__PROBLEM REQUIREMENTS__:
The listing below must be repeated word for word, with its images excluded.

(Data records)
[Start]

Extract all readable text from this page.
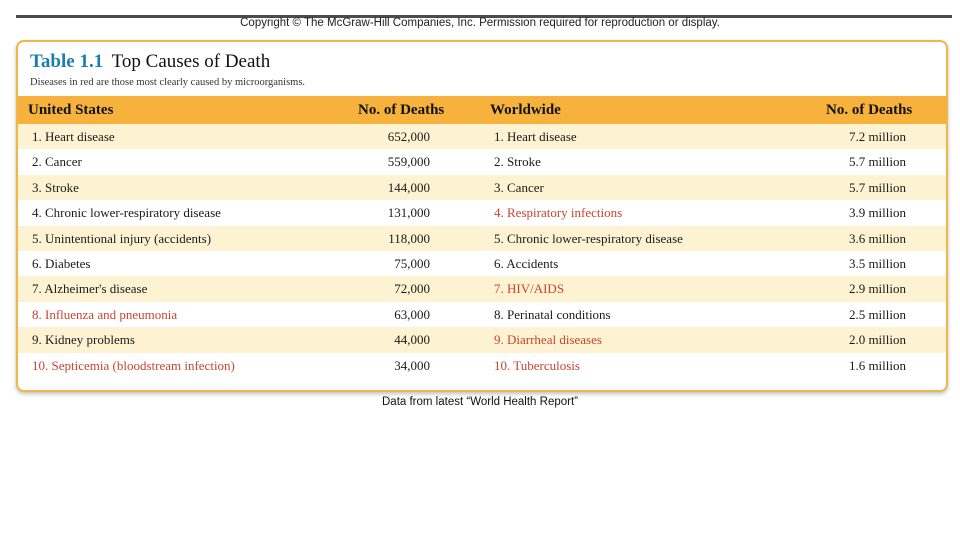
Copyright © The McGraw-Hill Companies, Inc. Permission required for reproduction or display.
Table 1.1 Top Causes of Death
Diseases in red are those most clearly caused by microorganisms.
United States	No. of Deaths	Worldwide	No. of Deaths
1. Heart disease	652,000	1. Heart disease	7.2 million
2. Cancer	559,000	2. Stroke	5.7 million
3. Stroke	144,000	3. Cancer	5.7 million
4. Chronic lower-respiratory disease	131,000	4. Respiratory infections	3.9 million
5. Unintentional injury (accidents)	118,000	5. Chronic lower-respiratory disease	3.6 million
6. Diabetes	75,000	6. Accidents	3.5 million
7. Alzheimer's disease	72,000	7. HIV/AIDS	2.9 million
8. Influenza and pneumonia	63,000	8. Perinatal conditions	2.5 million
9. Kidney problems	44,000	9. Diarrheal diseases	2.0 million
10. Septicemia (bloodstream infection)	34,000	10. Tuberculosis	1.6 million
Data from latest “World Health Report”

[End]

__EXPECTED OUTPUT__:
Extract all readable text from this page.
Copyright © The McGraw-Hill Companies, Inc. Permission required for reproduction or display.
Table 1.1 Top Causes of Death
Diseases in red are those most clearly caused by microorganisms.
United States	No. of Deaths	Worldwide	No. of Deaths
1. Heart disease	652,000	1. Heart disease	7.2 million
2. Cancer	559,000	2. Stroke	5.7 million
3. Stroke	144,000	3. Cancer	5.7 million
4. Chronic lower-respiratory disease	131,000	4. Respiratory infections	3.9 million
5. Unintentional injury (accidents)	118,000	5. Chronic lower-respiratory disease	3.6 million
6. Diabetes	75,000	6. Accidents	3.5 million
7. Alzheimer's disease	72,000	7. HIV/AIDS	2.9 million
8. Influenza and pneumonia	63,000	8. Perinatal conditions	2.5 million
9. Kidney problems	44,000	9. Diarrheal diseases	2.0 million
10. Septicemia (bloodstream infection)	34,000	10. Tuberculosis	1.6 million
Data from latest “World Health Report”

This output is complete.